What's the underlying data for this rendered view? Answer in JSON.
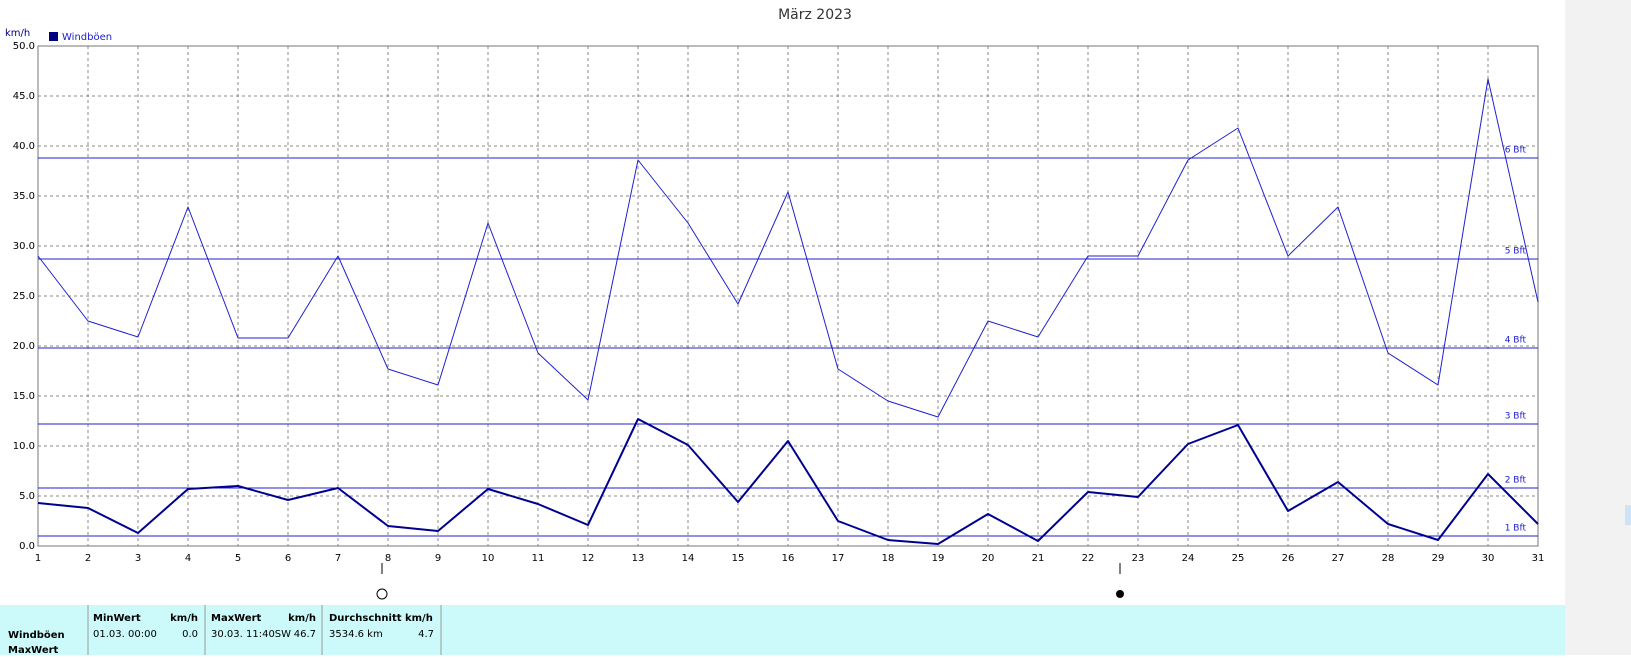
{
  "chart_data": {
    "type": "line",
    "title": "März 2023",
    "y_label": "km/h",
    "x": [
      1,
      2,
      3,
      4,
      5,
      6,
      7,
      8,
      9,
      10,
      11,
      12,
      13,
      14,
      15,
      16,
      17,
      18,
      19,
      20,
      21,
      22,
      23,
      24,
      25,
      26,
      27,
      28,
      29,
      30,
      31
    ],
    "series": [
      {
        "name": "Windböen",
        "color": "#2020d0",
        "width": 1,
        "values": [
          29.0,
          22.5,
          20.9,
          33.9,
          20.8,
          20.8,
          29.0,
          17.7,
          16.1,
          32.3,
          19.3,
          14.6,
          38.6,
          32.3,
          24.2,
          35.4,
          17.7,
          14.5,
          12.9,
          22.5,
          20.9,
          29.0,
          29.0,
          38.6,
          41.8,
          29.0,
          33.9,
          19.3,
          16.1,
          46.7,
          24.4
        ]
      },
      {
        "color": "#000090",
        "width": 2,
        "values": [
          4.3,
          3.8,
          1.3,
          5.7,
          6.0,
          4.6,
          5.8,
          2.0,
          1.5,
          5.7,
          4.2,
          2.1,
          12.7,
          10.1,
          4.4,
          10.5,
          2.5,
          0.6,
          0.2,
          3.2,
          0.5,
          5.4,
          4.9,
          10.2,
          12.1,
          3.5,
          6.4,
          2.2,
          0.6,
          7.2,
          2.2
        ]
      }
    ],
    "xlim": [
      1,
      31
    ],
    "xticks": [
      1,
      2,
      3,
      4,
      5,
      6,
      7,
      8,
      9,
      10,
      11,
      12,
      13,
      14,
      15,
      16,
      17,
      18,
      19,
      20,
      21,
      22,
      23,
      24,
      25,
      26,
      27,
      28,
      29,
      30,
      31
    ],
    "ylim": [
      0,
      50
    ],
    "yticks": [
      {
        "value": 0,
        "label": "0.0"
      },
      {
        "value": 5,
        "label": "5.0"
      },
      {
        "value": 10,
        "label": "10.0"
      },
      {
        "value": 15,
        "label": "15.0"
      },
      {
        "value": 20,
        "label": "20.0"
      },
      {
        "value": 25,
        "label": "25.0"
      },
      {
        "value": 30,
        "label": "30.0"
      },
      {
        "value": 35,
        "label": "35.0"
      },
      {
        "value": 40,
        "label": "40.0"
      },
      {
        "value": 45,
        "label": "45.0"
      },
      {
        "value": 50,
        "label": "50.0"
      }
    ],
    "grid": true,
    "reference_lines": [
      {
        "value": 1.0,
        "label": "1 Bft"
      },
      {
        "value": 5.8,
        "label": "2 Bft"
      },
      {
        "value": 12.2,
        "label": "3 Bft"
      },
      {
        "value": 19.8,
        "label": "4 Bft"
      },
      {
        "value": 28.7,
        "label": "5 Bft"
      },
      {
        "value": 38.8,
        "label": "6 Bft"
      }
    ],
    "reference_color": "#2020d0"
  },
  "table": {
    "row_labels": [
      "Windböen",
      "MaxWert"
    ],
    "headers": [
      "MinWert",
      "km/h",
      "MaxWert",
      "km/h",
      "Durchschnitt km/h"
    ],
    "rows": [
      [
        "01.03.  00:00",
        "0.0",
        "30.03.  11:40SW",
        "46.7",
        "3534.6 km",
        "4.7"
      ]
    ]
  }
}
━━━━
What this task involves – Repeat the listing in full and exactly. Leave any pictures out.

The reply –
What's the underlying data for this rendered view? Answer in JSON.
{
  "chart_data": {
    "type": "line",
    "title": "März 2023",
    "y_label": "km/h",
    "x": [
      1,
      2,
      3,
      4,
      5,
      6,
      7,
      8,
      9,
      10,
      11,
      12,
      13,
      14,
      15,
      16,
      17,
      18,
      19,
      20,
      21,
      22,
      23,
      24,
      25,
      26,
      27,
      28,
      29,
      30,
      31
    ],
    "series": [
      {
        "name": "Windböen",
        "color": "#2020d0",
        "width": 1,
        "values": [
          29.0,
          22.5,
          20.9,
          33.9,
          20.8,
          20.8,
          29.0,
          17.7,
          16.1,
          32.3,
          19.3,
          14.6,
          38.6,
          32.3,
          24.2,
          35.4,
          17.7,
          14.5,
          12.9,
          22.5,
          20.9,
          29.0,
          29.0,
          38.6,
          41.8,
          29.0,
          33.9,
          19.3,
          16.1,
          46.7,
          24.4
        ]
      },
      {
        "color": "#000090",
        "width": 2,
        "values": [
          4.3,
          3.8,
          1.3,
          5.7,
          6.0,
          4.6,
          5.8,
          2.0,
          1.5,
          5.7,
          4.2,
          2.1,
          12.7,
          10.1,
          4.4,
          10.5,
          2.5,
          0.6,
          0.2,
          3.2,
          0.5,
          5.4,
          4.9,
          10.2,
          12.1,
          3.5,
          6.4,
          2.2,
          0.6,
          7.2,
          2.2
        ]
      }
    ],
    "xlim": [
      1,
      31
    ],
    "xticks": [
      1,
      2,
      3,
      4,
      5,
      6,
      7,
      8,
      9,
      10,
      11,
      12,
      13,
      14,
      15,
      16,
      17,
      18,
      19,
      20,
      21,
      22,
      23,
      24,
      25,
      26,
      27,
      28,
      29,
      30,
      31
    ],
    "ylim": [
      0,
      50
    ],
    "yticks": [
      {
        "value": 0,
        "label": "0.0"
      },
      {
        "value": 5,
        "label": "5.0"
      },
      {
        "value": 10,
        "label": "10.0"
      },
      {
        "value": 15,
        "label": "15.0"
      },
      {
        "value": 20,
        "label": "20.0"
      },
      {
        "value": 25,
        "label": "25.0"
      },
      {
        "value": 30,
        "label": "30.0"
      },
      {
        "value": 35,
        "label": "35.0"
      },
      {
        "value": 40,
        "label": "40.0"
      },
      {
        "value": 45,
        "label": "45.0"
      },
      {
        "value": 50,
        "label": "50.0"
      }
    ],
    "grid": true,
    "reference_lines": [
      {
        "value": 1.0,
        "label": "1 Bft"
      },
      {
        "value": 5.8,
        "label": "2 Bft"
      },
      {
        "value": 12.2,
        "label": "3 Bft"
      },
      {
        "value": 19.8,
        "label": "4 Bft"
      },
      {
        "value": 28.7,
        "label": "5 Bft"
      },
      {
        "value": 38.8,
        "label": "6 Bft"
      }
    ],
    "reference_color": "#2020d0"
  },
  "table": {
    "row_labels": [
      "Windböen",
      "MaxWert"
    ],
    "headers": [
      "MinWert",
      "km/h",
      "MaxWert",
      "km/h",
      "Durchschnitt km/h"
    ],
    "rows": [
      [
        "01.03.  00:00",
        "0.0",
        "30.03.  11:40SW",
        "46.7",
        "3534.6 km",
        "4.7"
      ]
    ]
  }
}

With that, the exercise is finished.